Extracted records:
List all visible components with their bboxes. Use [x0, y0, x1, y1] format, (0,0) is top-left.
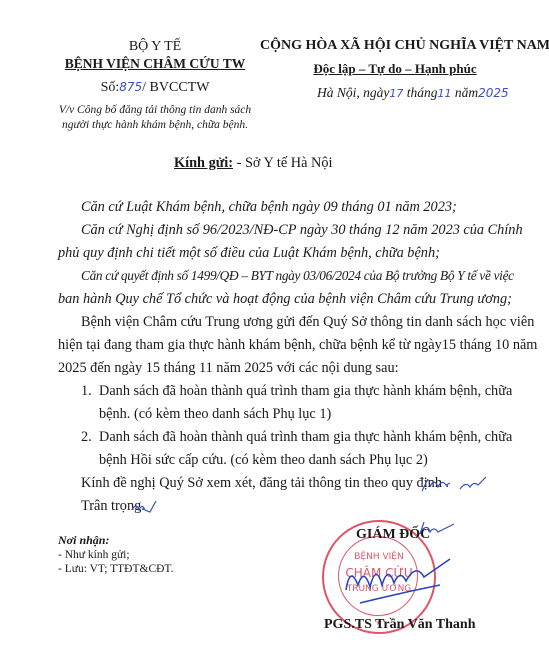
basis-line: Căn cứ Luật Khám bệnh, chữa bệnh ngày 09…	[81, 199, 457, 216]
list-item: bệnh Hồi sức cấp cứu. (có kèm theo danh …	[99, 452, 428, 469]
recipients-item: - Như kính gửi;	[58, 549, 130, 561]
basis-line: ban hành Quy chế Tổ chức và hoạt động củ…	[58, 291, 512, 308]
list-item: Danh sách đã hoàn thành quá trình tham g…	[99, 429, 512, 446]
list-item-number: 1.	[81, 383, 92, 400]
closing-request: Kính đề nghị Quý Sở xem xét, đăng tải th…	[81, 475, 449, 492]
body-line: Bệnh viện Châm cứu Trung ương gửi đến Qu…	[81, 314, 534, 331]
date-prefix: Hà Nội, ngày	[317, 85, 389, 100]
recipients-title: Nơi nhận:	[58, 533, 109, 548]
list-item: bệnh. (có kèm theo danh sách Phụ lục 1)	[99, 406, 331, 423]
date-year: 2025	[478, 86, 509, 100]
list-item-number: 2.	[81, 429, 92, 446]
date-line: Hà Nội, ngày17 tháng11 năm2025	[317, 85, 509, 101]
hospital-name: BỆNH VIỆN CHÂM CỨU TW	[60, 56, 250, 72]
body-line: hiện tại đang tham gia thực hành khám bệ…	[58, 337, 537, 354]
subject-line-2: người thực hành khám bệnh, chữa bệnh.	[55, 119, 255, 131]
number-prefix: Số:	[101, 80, 120, 95]
basis-line: Căn cứ quyết định số 1499/QĐ – BYT ngày …	[81, 268, 514, 284]
motto: Độc lập – Tự do – Hạnh phúc	[260, 61, 530, 77]
basis-line: phủ quy định chi tiết một số điều của Lu…	[58, 245, 440, 262]
initials-mark	[130, 498, 160, 516]
subject-line-1: V/v Công bố đăng tải thông tin danh sách	[55, 104, 255, 116]
recipient-label: Kính gửi:	[174, 155, 233, 171]
recipients-item: - Lưu: VT; TTĐT&CĐT.	[58, 563, 173, 575]
date-month: 11	[438, 87, 452, 100]
list-item: Danh sách đã hoàn thành quá trình tham g…	[99, 383, 512, 400]
number-handwritten: 875	[119, 80, 142, 94]
director-signature	[340, 555, 460, 610]
ministry-name: BỘ Y TẾ	[60, 39, 250, 55]
basis-line: Căn cứ Nghị định số 96/2023/NĐ-CP ngày 3…	[81, 222, 523, 239]
initials-mark	[420, 475, 500, 495]
date-month-label: tháng	[407, 85, 438, 100]
country-name: CỘNG HÒA XÃ HỘI CHỦ NGHĨA VIỆT NAM	[260, 38, 530, 54]
initials-mark	[418, 520, 458, 540]
body-line: 2025 đến ngày 15 tháng 11 năm 2025 với c…	[58, 360, 399, 377]
date-day: 17	[389, 87, 403, 100]
number-suffix: / BVCCTW	[142, 80, 209, 95]
recipient: Kính gửi: - Sở Y tế Hà Nội	[174, 155, 332, 172]
date-year-label: năm	[455, 85, 478, 100]
recipient-value: - Sở Y tế Hà Nội	[233, 155, 332, 171]
document-number: Số:875/ BVCCTW	[60, 80, 250, 96]
signer-name: PGS.TS Trần Văn Thanh	[324, 617, 475, 633]
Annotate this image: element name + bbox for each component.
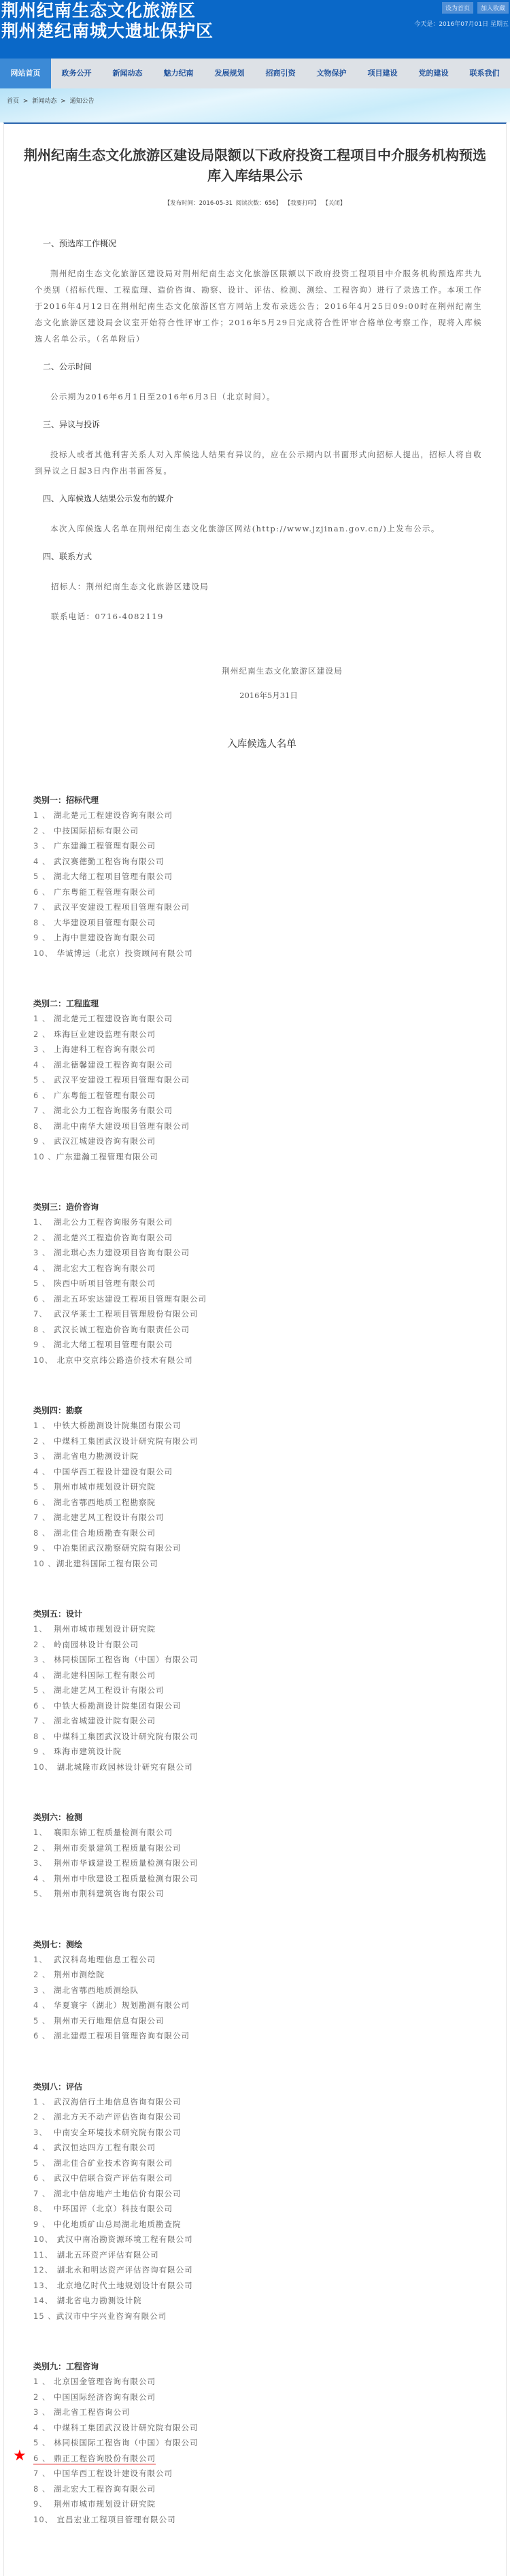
list-item: 5 、湖北大绪工程项目管理有限公司 (33, 869, 506, 885)
list-item-number: 1 、 (33, 1418, 54, 1434)
list-item-text: 4 、武汉赛德勤工程咨询有限公司 (33, 857, 165, 866)
list-item: 2 、湖北楚兴工程造价咨询有限公司 (33, 1230, 506, 1246)
list-item-number: 10、 (33, 1760, 54, 1775)
article-body: 一、预选库工作概况 荆州纪南生态文化旅游区建设局对荆州纪南生态文化旅游区限额以下… (4, 207, 506, 750)
section-heading-media: 四、入库候选人结果公示发布的媒介 (35, 493, 482, 504)
list-item-text: 8 、湖北宏大工程咨询有限公司 (33, 2484, 156, 2494)
list-item: 5 、荆州市天行地理信息有限公司 (33, 2013, 506, 2029)
list-item-text: 7 、武汉平安建设工程项目管理有限公司 (33, 902, 190, 912)
company-name: 湖北方天不动产评估咨询有限公司 (54, 2112, 182, 2121)
list-item: 3 、湖北省工程咨询公司 (33, 2405, 506, 2420)
company-name: 湖北建艺风工程设计有限公司 (54, 1513, 165, 1522)
list-item: 9 、上海中世建设咨询有限公司 (33, 930, 506, 946)
company-name: 荆州市华诚建设工程质量检测有限公司 (54, 1858, 199, 1868)
category-heading: 类别四：勘察 (33, 1403, 506, 1418)
top-links: 设为首页 加入收藏 (442, 2, 509, 14)
company-name: 鼎正工程咨询股份有限公司 (54, 2454, 156, 2463)
list-item: 4 、武汉恒达四方工程有限公司 (33, 2140, 506, 2156)
list-item-text: 8、湖北中南华大建设项目管理有限公司 (33, 1121, 190, 1131)
tenderer-line: 招标人：荆州纪南生态文化旅游区建设局 (35, 578, 482, 595)
category-heading: 类别二：工程监理 (33, 996, 506, 1011)
list-item-text: 9、荆州市城市规划设计研究院 (33, 2499, 156, 2509)
site-logo-title[interactable]: 荆州纪南生态文化旅游区 荆州楚纪南城大遗址保护区 (1, 1, 214, 42)
list-item-highlighted: ★6 、鼎正工程咨询股份有限公司 (33, 2451, 506, 2466)
company-name: 荆州市天行地理信息有限公司 (54, 2016, 165, 2026)
list-item-text: 1 、湖北楚元工程建设咨询有限公司 (33, 810, 173, 820)
list-item-text: 6 、武汉中信联合资产评估有限公司 (33, 2173, 173, 2183)
section-heading-publicity-period: 二、公示时间 (35, 361, 482, 372)
list-item-text: 3 、湖北省工程咨询公司 (33, 2407, 131, 2417)
list-item-text: 1、荆州市城市规划设计研究院 (33, 1624, 156, 1634)
list-item: 7、武汉华莱士工程项目管理股份有限公司 (33, 1306, 506, 1322)
list-item: 5 、陕西中昕项目管理有限公司 (33, 1276, 506, 1291)
list-item: 1 、北京国金管理咨询有限公司 (33, 2374, 506, 2390)
list-item-text: 4 、中国华西工程设计建设有限公司 (33, 1467, 173, 1476)
list-item-text: 9 、珠海市建筑设计院 (33, 1747, 122, 1756)
list-item: 6 、广东粤能工程管理有限公司 (33, 885, 506, 900)
category-block: 类别二：工程监理1 、湖北楚元工程建设咨询有限公司2 、珠海巨业建设监理有限公司… (33, 996, 506, 1164)
overview-paragraph: 荆州纪南生态文化旅游区建设局对荆州纪南生态文化旅游区限额以下政府投资工程项目中介… (35, 265, 482, 347)
list-item: 9 、湖北大绪工程项目管理有限公司 (33, 1337, 506, 1353)
nav-item-news[interactable]: 新闻动态 (102, 59, 153, 88)
list-item-text: 7 、湖北建艺风工程设计有限公司 (33, 1513, 165, 1522)
list-item: 10、 宜昌宏业工程项目管理有限公司 (33, 2512, 506, 2528)
list-item: 9、荆州市城市规划设计研究院 (33, 2496, 506, 2512)
list-item-text: 4 、华夏寰宇（湖北）规划勘测有限公司 (33, 2000, 190, 2010)
nav-item-home[interactable]: 网站首页 (0, 59, 51, 88)
list-item-number: 10、 (33, 2512, 54, 2528)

Aim of the exercise: Copy out the lines from the one containing "basis-line: Căn cứ Luật" to the one containing "subject-line-2: người thực", both included, keeping each line unchanged.

Solved problem:
basis-line: Căn cứ Luật Khám bệnh, chữa bệnh ngày 09…	[81, 199, 457, 216]
list-item: bệnh Hồi sức cấp cứu. (có kèm theo danh …	[99, 452, 428, 469]
recipients-item: - Như kính gửi;	[58, 549, 130, 561]
basis-line: ban hành Quy chế Tổ chức và hoạt động củ…	[58, 291, 512, 308]
list-item: Danh sách đã hoàn thành quá trình tham g…	[99, 429, 512, 446]
list-item-number: 1.	[81, 383, 92, 400]
closing-request: Kính đề nghị Quý Sở xem xét, đăng tải th…	[81, 475, 449, 492]
body-line: Bệnh viện Châm cứu Trung ương gửi đến Qu…	[81, 314, 534, 331]
date-prefix: Hà Nội, ngày	[317, 85, 389, 100]
recipients-title: Nơi nhận:	[58, 533, 109, 548]
list-item: bệnh. (có kèm theo danh sách Phụ lục 1)	[99, 406, 331, 423]
date-year: 2025	[478, 86, 509, 100]
list-item-number: 2.	[81, 429, 92, 446]
date-line: Hà Nội, ngày17 tháng11 năm2025	[317, 85, 509, 101]
hospital-name: BỆNH VIỆN CHÂM CỨU TW	[60, 56, 250, 72]
body-line: hiện tại đang tham gia thực hành khám bệ…	[58, 337, 537, 354]
subject-line-2: người thực hành khám bệnh, chữa bệnh.	[55, 119, 255, 131]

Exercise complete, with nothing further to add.